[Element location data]
════════════════════
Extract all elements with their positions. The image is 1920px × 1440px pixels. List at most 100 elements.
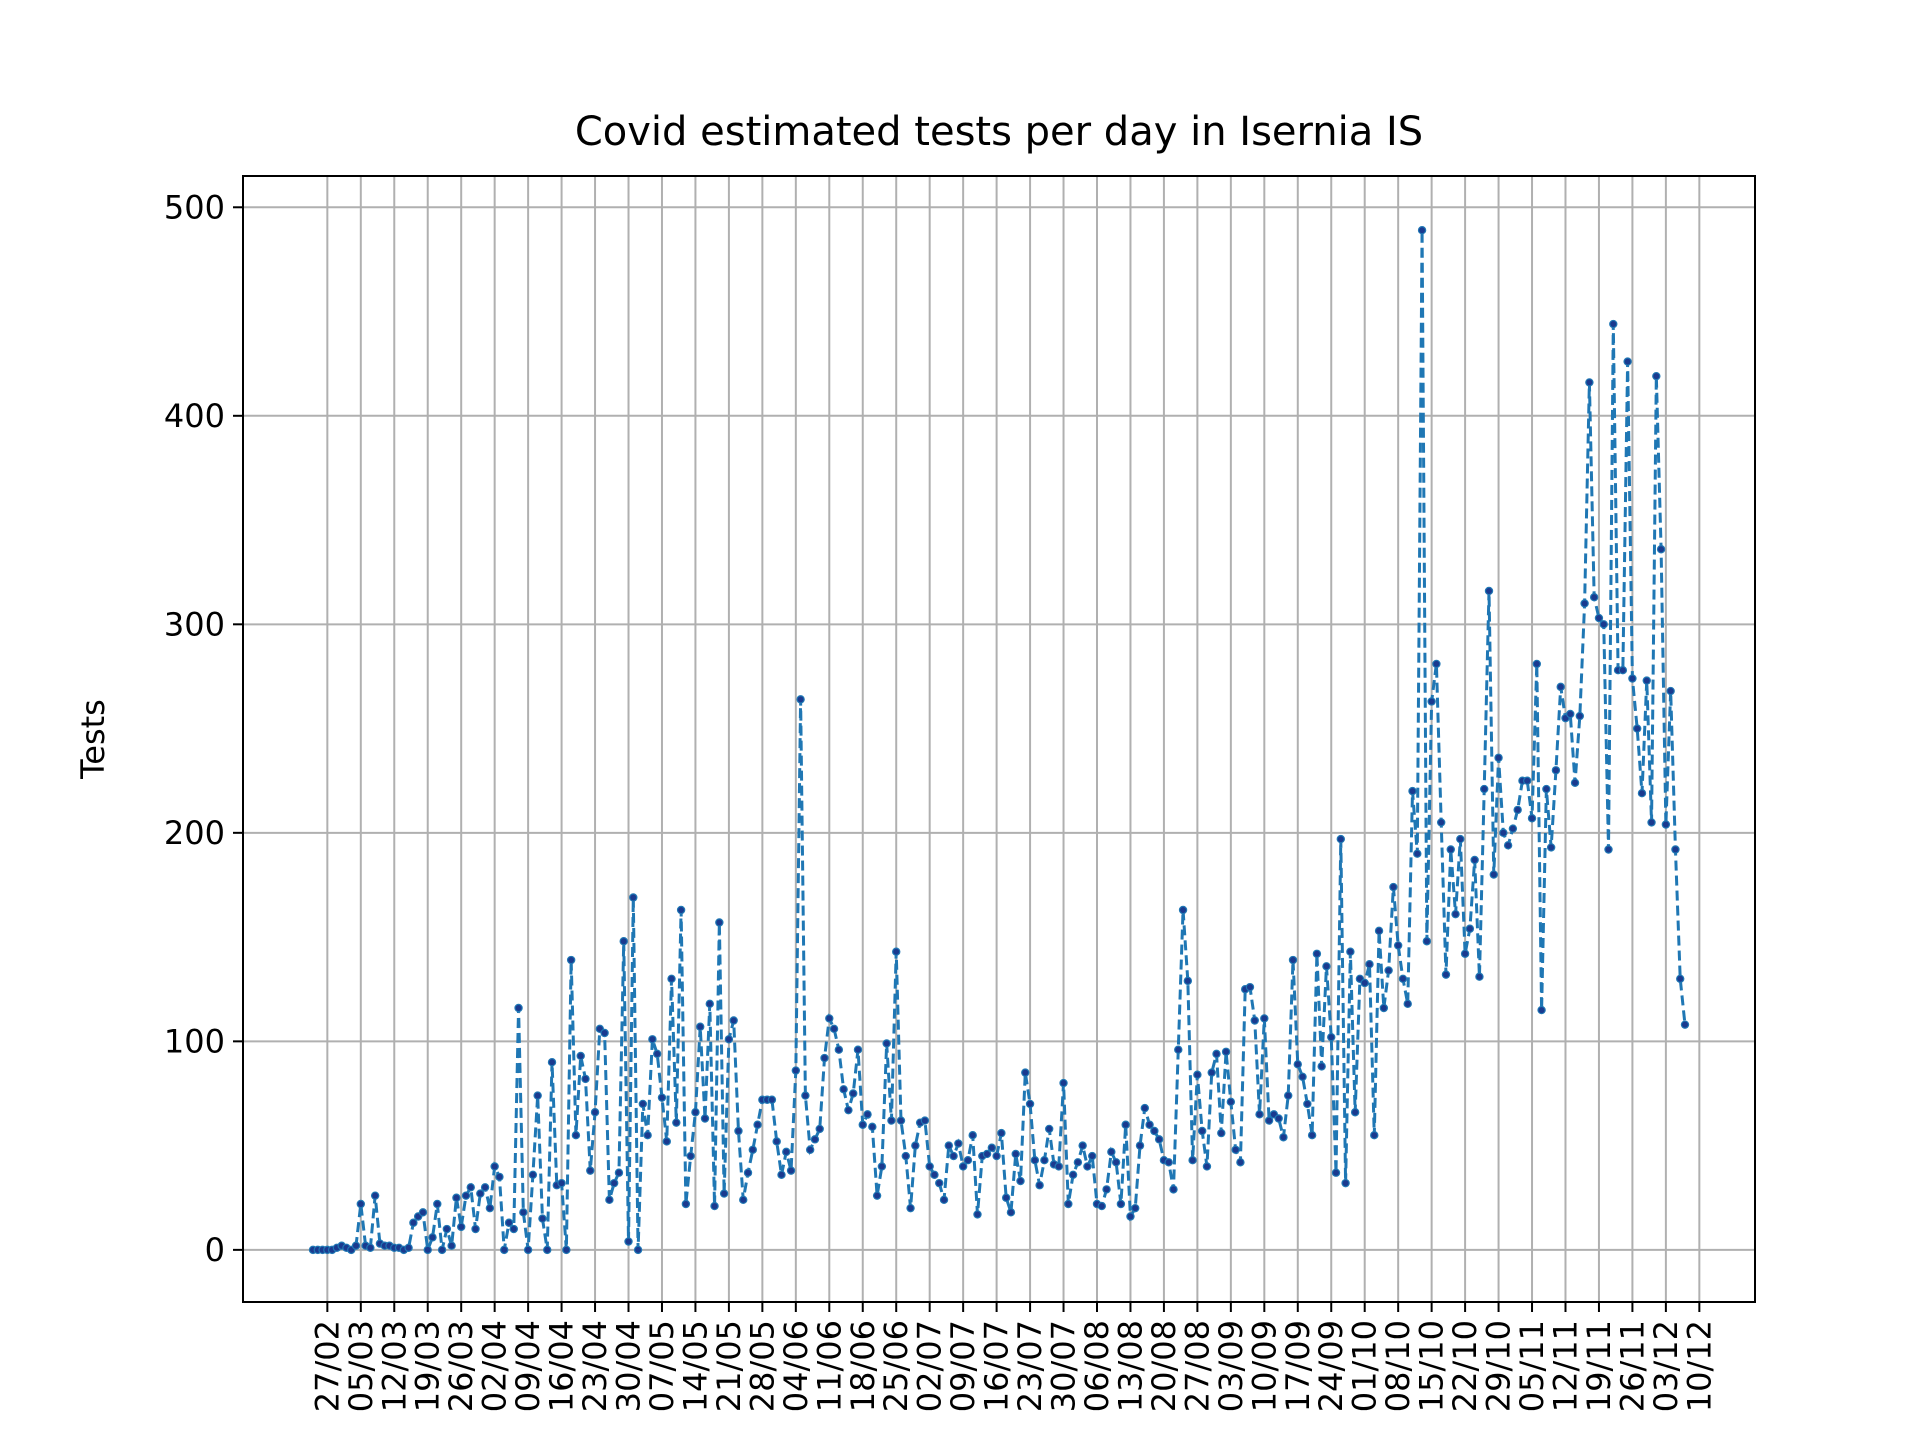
data-point (681, 1199, 691, 1209)
data-point (1604, 845, 1613, 854)
x-tick-label: 19/11 (1580, 1320, 1618, 1412)
data-point (911, 1141, 920, 1150)
data-point (557, 1178, 566, 1188)
data-point (1360, 978, 1369, 988)
data-point (1642, 676, 1651, 685)
data-point (1470, 855, 1479, 865)
data-point (1121, 1120, 1130, 1129)
data-point (1021, 1068, 1030, 1077)
data-point (1236, 1158, 1245, 1167)
x-tick-label: 01/10 (1346, 1320, 1384, 1412)
data-point (939, 1195, 949, 1205)
data-point (954, 1139, 963, 1148)
data-point (533, 1091, 542, 1100)
data-point (734, 1126, 743, 1136)
data-point (433, 1199, 442, 1209)
data-point (466, 1183, 475, 1192)
x-tick-label: 07/05 (643, 1320, 681, 1412)
data-point (1647, 818, 1656, 827)
data-point (1465, 924, 1475, 933)
data-point (514, 1003, 523, 1013)
data-point (1178, 905, 1188, 915)
x-tick-label: 11/06 (810, 1320, 848, 1412)
y-tick-label: 500 (164, 188, 225, 226)
data-point (418, 1208, 428, 1217)
data-point (504, 1218, 514, 1227)
data-point (1126, 1212, 1135, 1221)
x-tick-label: 06/08 (1078, 1320, 1116, 1412)
data-point (1293, 1060, 1302, 1069)
data-point (1408, 786, 1417, 796)
data-point (452, 1193, 461, 1202)
data-point (1432, 659, 1441, 669)
data-point (1059, 1078, 1068, 1088)
data-point (786, 1166, 796, 1175)
data-point (1494, 753, 1503, 762)
data-point (1164, 1158, 1173, 1167)
data-point (566, 955, 576, 965)
x-tick-label: 27/08 (1178, 1320, 1216, 1412)
data-point (1030, 1156, 1040, 1165)
x-tick-label: 19/03 (409, 1320, 447, 1412)
y-tick-label: 200 (164, 814, 225, 852)
data-point (562, 1245, 571, 1255)
y-axis-label: Tests (74, 699, 112, 780)
data-point (1599, 620, 1608, 629)
data-point (1006, 1208, 1016, 1217)
data-point (1341, 1178, 1350, 1188)
x-axis: 27/0205/0312/0319/0326/0302/0409/0416/04… (308, 1302, 1718, 1412)
data-point (1288, 955, 1298, 965)
data-point (892, 947, 901, 956)
data-point (715, 918, 724, 927)
data-point (476, 1189, 485, 1198)
x-tick-label: 23/04 (576, 1320, 614, 1412)
data-point (633, 1245, 643, 1255)
data-point (1637, 789, 1647, 798)
data-point (920, 1116, 930, 1125)
x-tick-label: 02/07 (911, 1320, 949, 1412)
data-point (863, 1110, 872, 1119)
data-point (1088, 1151, 1097, 1161)
data-point (963, 1156, 973, 1165)
data-point (1221, 1047, 1231, 1056)
data-point (1078, 1141, 1087, 1150)
data-point (691, 1108, 700, 1117)
data-point (1546, 843, 1556, 852)
y-tick-label: 100 (164, 1022, 225, 1060)
data-point (442, 1224, 452, 1234)
data-point (1374, 926, 1384, 936)
data-point (1537, 1005, 1546, 1015)
data-point (1217, 1128, 1226, 1138)
x-tick-label: 14/05 (676, 1320, 714, 1412)
data-point (982, 1149, 992, 1159)
data-point (667, 974, 676, 984)
data-point (810, 1135, 820, 1144)
x-tick-label: 25/06 (877, 1320, 915, 1412)
data-point (1365, 960, 1374, 969)
data-point (820, 1053, 829, 1063)
data-point (1035, 1181, 1044, 1190)
data-point (500, 1245, 509, 1255)
data-point (1016, 1176, 1025, 1186)
data-point (1331, 1168, 1341, 1177)
x-tick-label: 18/06 (844, 1320, 882, 1412)
data-point (609, 1178, 619, 1188)
data-point (543, 1245, 552, 1255)
data-point (1054, 1162, 1063, 1171)
data-point (1556, 682, 1565, 692)
data-point (1135, 1141, 1145, 1150)
data-point (581, 1074, 590, 1084)
x-tick-label: 10/12 (1680, 1320, 1718, 1412)
data-point (1044, 1124, 1054, 1134)
data-point (1513, 805, 1522, 815)
y-tick-label: 0 (205, 1231, 225, 1269)
data-point (1441, 970, 1451, 979)
data-point (1422, 937, 1432, 946)
data-point (653, 1049, 662, 1059)
plot-area (308, 226, 1690, 1255)
data-point (1475, 972, 1484, 981)
data-point (1628, 674, 1637, 683)
data-point (1279, 1133, 1288, 1142)
series-line (313, 230, 1687, 1252)
data-point (1680, 1020, 1690, 1029)
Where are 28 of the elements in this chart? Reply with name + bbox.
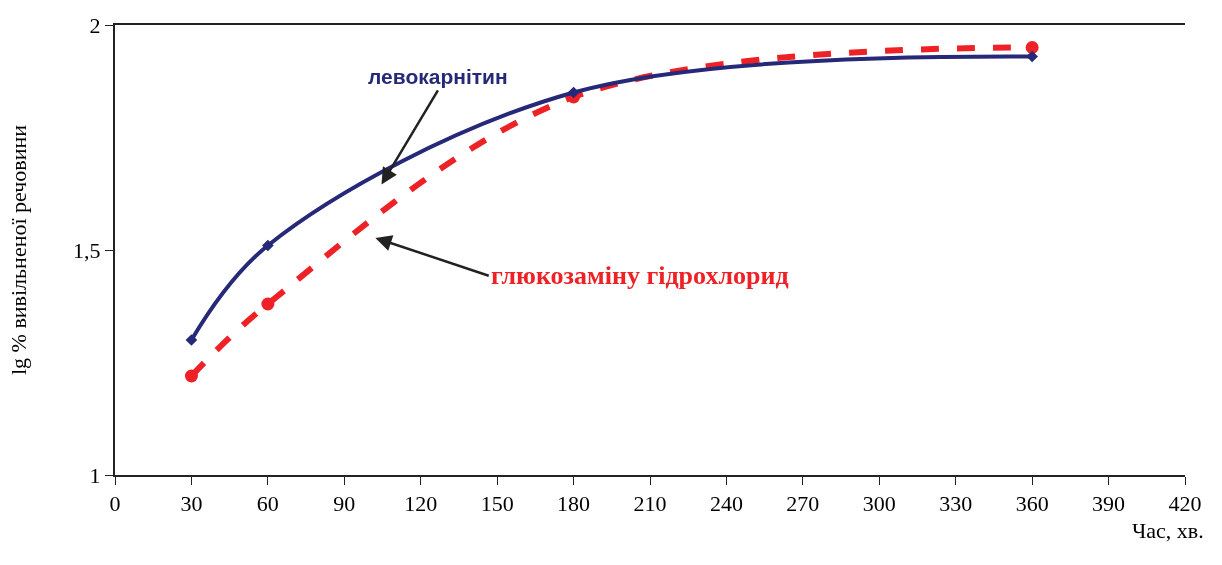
x-tick-label: 30	[180, 491, 203, 517]
x-tick-label: 420	[1168, 491, 1202, 517]
y-axis-title: lg % вивільненої речовини	[6, 124, 32, 376]
point	[184, 369, 198, 383]
x-tick-label: 120	[404, 491, 438, 517]
point	[567, 86, 580, 99]
x-tick-label: 240	[709, 491, 743, 517]
text: глюкозаміну гідрохлорид	[491, 261, 789, 290]
x-tick-label: 60	[256, 491, 279, 517]
x-tick-label: 0	[109, 491, 121, 517]
x-tick-label: 360	[1015, 491, 1049, 517]
y-tick-label: 1	[89, 462, 101, 488]
x-tick-label: 270	[786, 491, 820, 517]
x-tick-label: 300	[862, 491, 896, 517]
x-tick-label: 330	[939, 491, 973, 517]
point	[185, 334, 198, 346]
x-tick-label: 210	[633, 491, 667, 517]
point	[1025, 41, 1039, 54]
point	[261, 297, 275, 311]
x-tick-label: 180	[557, 491, 591, 517]
x-tick-label: 390	[1092, 491, 1126, 517]
y-tick-label: 1,5	[73, 237, 101, 263]
x-tick-label: 150	[480, 491, 514, 517]
x-tick-label: 90	[333, 491, 356, 517]
x-axis-title: Час, хв.	[1132, 518, 1204, 543]
point	[262, 239, 274, 252]
series-label: левокарнітин	[368, 65, 508, 88]
y-tick-label: 2	[89, 12, 101, 38]
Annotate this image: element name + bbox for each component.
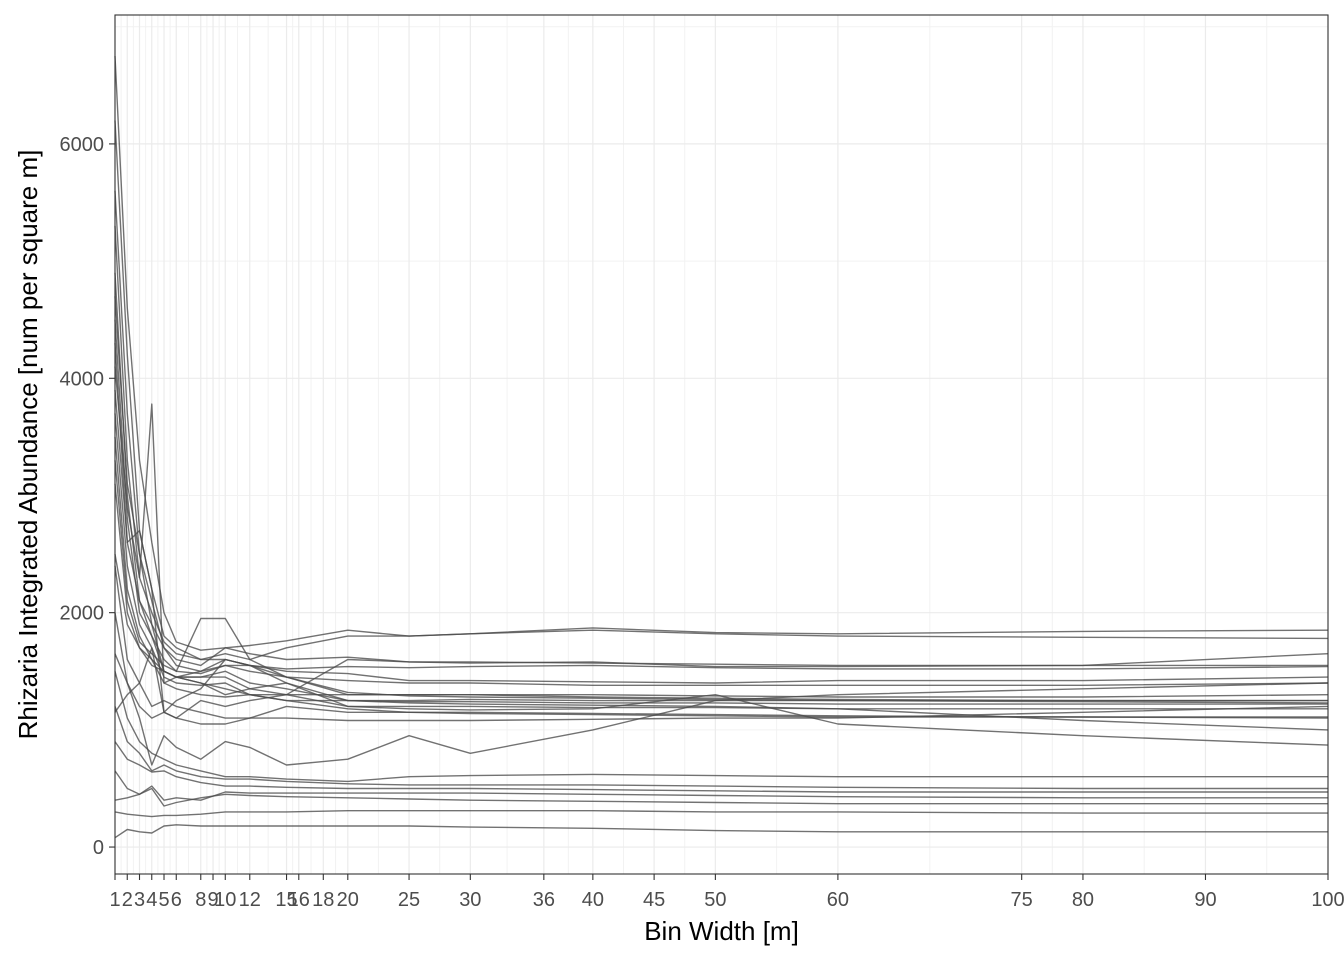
series-line-2 (114, 120, 1329, 661)
y-tick-label: 2000 (60, 603, 105, 625)
y-tick-label: 0 (93, 837, 104, 859)
series-line-25 (114, 810, 1328, 818)
series-line-10 (114, 389, 1328, 710)
series-line-18 (114, 647, 1328, 719)
x-tick-label: 6 (171, 889, 182, 911)
series-line-12 (114, 436, 1328, 702)
x-tick-label: 1 (109, 889, 120, 911)
y-axis-ticks: 0 2000 4000 6000 (60, 134, 115, 859)
series-line-20 (114, 671, 1328, 783)
x-tick-label: 45 (643, 889, 665, 911)
x-tick-label: 16 (288, 889, 310, 911)
series-line-24 (114, 787, 1328, 807)
series-line-17 (114, 653, 1329, 725)
series-line-11 (114, 413, 1329, 719)
x-tick-label: 100 (1311, 889, 1344, 911)
series-line-5 (114, 272, 1329, 684)
x-axis-title: Bin Width [m] (644, 916, 799, 946)
x-tick-label: 3 (134, 889, 145, 911)
x-tick-label: 90 (1194, 889, 1216, 911)
x-tick-label: 18 (312, 889, 334, 911)
series-line-9 (114, 366, 1328, 705)
x-tick-label: 25 (398, 889, 420, 911)
series-line-22 (114, 741, 1328, 793)
y-tick-label: 6000 (60, 134, 105, 156)
x-tick-label: 30 (459, 889, 481, 911)
series-line-3 (114, 190, 1329, 668)
x-tick-label: 5 (158, 889, 169, 911)
series-line-7 (114, 343, 1329, 713)
x-tick-label: 9 (207, 889, 218, 911)
series-line-4 (114, 225, 1329, 670)
x-tick-label: 60 (827, 889, 849, 911)
series-lines (114, 55, 1329, 839)
x-tick-label: 36 (533, 889, 555, 911)
x-tick-label: 10 (214, 889, 236, 911)
x-tick-label: 15 (275, 889, 297, 911)
x-tick-label: 80 (1072, 889, 1094, 911)
x-tick-label: 20 (337, 889, 359, 911)
y-axis-title: Rhizaria Integrated Abundance [num per s… (13, 150, 43, 740)
grid-minor (115, 15, 1328, 874)
series-line-23 (114, 770, 1328, 801)
series-line-16 (114, 565, 1328, 719)
grid-major (114, 15, 1329, 874)
x-tick-label: 2 (122, 889, 133, 911)
x-tick-label: 12 (239, 889, 261, 911)
x-tick-label: 50 (704, 889, 726, 911)
y-tick-label: 4000 (60, 368, 105, 390)
series-line-8 (114, 296, 1328, 702)
series-line-1 (114, 55, 1329, 651)
x-tick-label: 75 (1011, 889, 1033, 911)
series-line-14 (114, 483, 1329, 731)
series-line-21 (114, 706, 1328, 790)
plot-panel-border (114, 14, 1329, 875)
x-tick-label: 4 (146, 889, 157, 911)
series-line-19 (114, 612, 1329, 766)
series-line-26 (114, 824, 1328, 839)
x-tick-label: 40 (582, 889, 604, 911)
x-tick-label: 8 (195, 889, 206, 911)
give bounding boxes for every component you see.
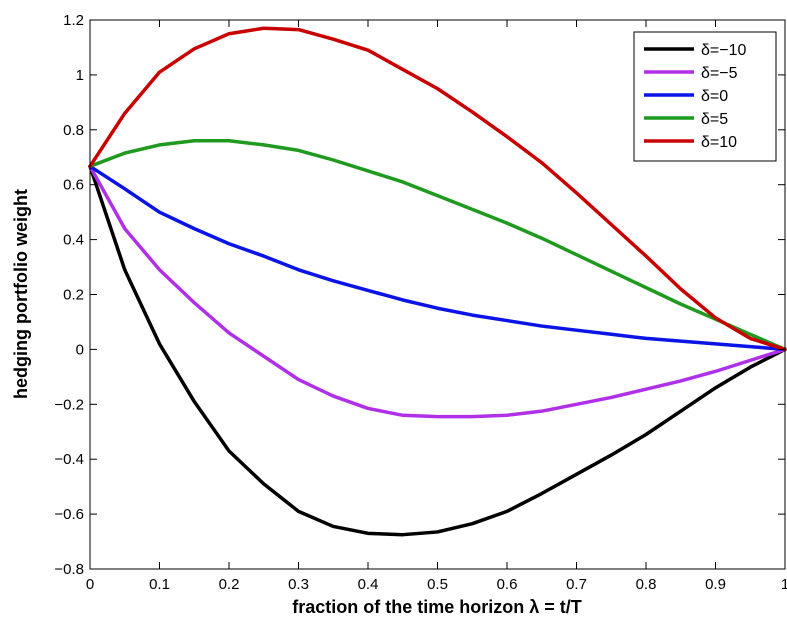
ticks-layer: 0 0.1 0.2 0.3 0.4 0.5 0.6 0.7 0.8 0.9 1 −0.8 −0.6 −0.… xyxy=(54,12,787,593)
x-tick-label: 0.8 xyxy=(636,576,657,593)
y-tick-label: −0.2 xyxy=(54,396,84,413)
series-line-4 xyxy=(88,26,787,352)
x-tick-label: 0 xyxy=(86,576,94,593)
y-tick-label: 0.2 xyxy=(63,287,84,304)
y-tick-label: 0 xyxy=(76,341,84,358)
y-tick-label: 1 xyxy=(76,67,84,84)
y-tick-label: 1.2 xyxy=(63,12,84,29)
series-layer xyxy=(88,26,787,537)
legend-label: δ=10 xyxy=(701,134,737,151)
x-tick-label: 0.6 xyxy=(497,576,518,593)
x-tick-label: 0.2 xyxy=(219,576,240,593)
legend-label: δ=−5 xyxy=(701,65,738,82)
series-line-3 xyxy=(88,139,787,352)
x-tick-label: 0.7 xyxy=(566,576,587,593)
y-tick-label: 0.8 xyxy=(63,122,84,139)
x-tick-label: 0.9 xyxy=(705,576,726,593)
legend-label: δ=−10 xyxy=(701,42,746,59)
y-tick-label: −0.6 xyxy=(54,506,84,523)
series-line-0 xyxy=(88,164,787,537)
x-tick-label: 0.1 xyxy=(149,576,170,593)
plot-frame xyxy=(89,19,786,570)
x-tick-label: 1 xyxy=(781,576,787,593)
y-tick-label: −0.8 xyxy=(54,561,84,578)
series-line-2 xyxy=(88,164,787,352)
y-tick-label: 0.4 xyxy=(63,232,84,249)
x-tick-label: 0.3 xyxy=(288,576,309,593)
legend-label: δ=0 xyxy=(701,88,728,105)
x-axis-label: fraction of the time horizon λ = t/T xyxy=(292,597,582,617)
x-tick-label: 0.4 xyxy=(358,576,379,593)
y-tick-label: −0.4 xyxy=(54,451,84,468)
legend-label: δ=5 xyxy=(701,111,728,128)
series-line-1 xyxy=(88,164,787,419)
y-tick-label: 0.6 xyxy=(63,177,84,194)
x-tick-label: 0.5 xyxy=(427,576,448,593)
y-axis-label: hedging portfolio weight xyxy=(11,189,31,399)
legend: δ=−10 δ=−5 δ=0 δ=5 δ=10 xyxy=(633,31,777,162)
════════════════════
◆ Problem description
Copy out the records word for word, from the line that contains "data-point (681, 1199, 691, 1209)" to the line that contains "data-point (633, 1245, 643, 1255)", with both of those lines included.

◆ Solution for this problem
data-point (681, 1199, 691, 1209)
data-point (1604, 845, 1613, 854)
x-tick-label: 19/11 (1580, 1320, 1618, 1412)
data-point (911, 1141, 920, 1150)
data-point (557, 1178, 566, 1188)
data-point (1360, 978, 1369, 988)
data-point (1642, 676, 1651, 685)
data-point (1470, 855, 1479, 865)
data-point (1121, 1120, 1130, 1129)
data-point (1021, 1068, 1030, 1077)
data-point (1236, 1158, 1245, 1167)
x-tick-label: 01/10 (1346, 1320, 1384, 1412)
data-point (939, 1195, 949, 1205)
data-point (954, 1139, 963, 1148)
data-point (533, 1091, 542, 1100)
data-point (734, 1126, 743, 1136)
data-point (433, 1199, 442, 1209)
data-point (466, 1183, 475, 1192)
x-tick-label: 07/05 (643, 1320, 681, 1412)
data-point (1647, 818, 1656, 827)
data-point (1465, 924, 1475, 933)
data-point (514, 1003, 523, 1013)
data-point (1178, 905, 1188, 915)
x-tick-label: 11/06 (810, 1320, 848, 1412)
y-tick-label: 500 (164, 188, 225, 226)
data-point (418, 1208, 428, 1217)
data-point (504, 1218, 514, 1227)
data-point (1126, 1212, 1135, 1221)
x-tick-label: 06/08 (1078, 1320, 1116, 1412)
data-point (1293, 1060, 1302, 1069)
data-point (1408, 786, 1417, 796)
data-point (452, 1193, 461, 1202)
data-point (1432, 659, 1441, 669)
data-point (1059, 1078, 1068, 1088)
data-point (786, 1166, 796, 1175)
data-point (1494, 753, 1503, 762)
data-point (1164, 1158, 1173, 1167)
data-point (566, 955, 576, 965)
x-tick-label: 27/08 (1178, 1320, 1216, 1412)
data-point (1030, 1156, 1040, 1165)
x-tick-label: 19/03 (409, 1320, 447, 1412)
y-tick-label: 200 (164, 814, 225, 852)
data-point (562, 1245, 571, 1255)
y-axis-label: Tests (74, 699, 112, 780)
data-point (1599, 620, 1608, 629)
data-point (1006, 1208, 1016, 1217)
data-point (1341, 1178, 1350, 1188)
x-axis: 27/0205/0312/0319/0326/0302/0409/0416/04… (308, 1302, 1718, 1412)
data-point (1288, 955, 1298, 965)
data-point (892, 947, 901, 956)
data-point (715, 918, 724, 927)
data-point (476, 1189, 485, 1198)
x-tick-label: 23/04 (576, 1320, 614, 1412)
data-point (633, 1245, 643, 1255)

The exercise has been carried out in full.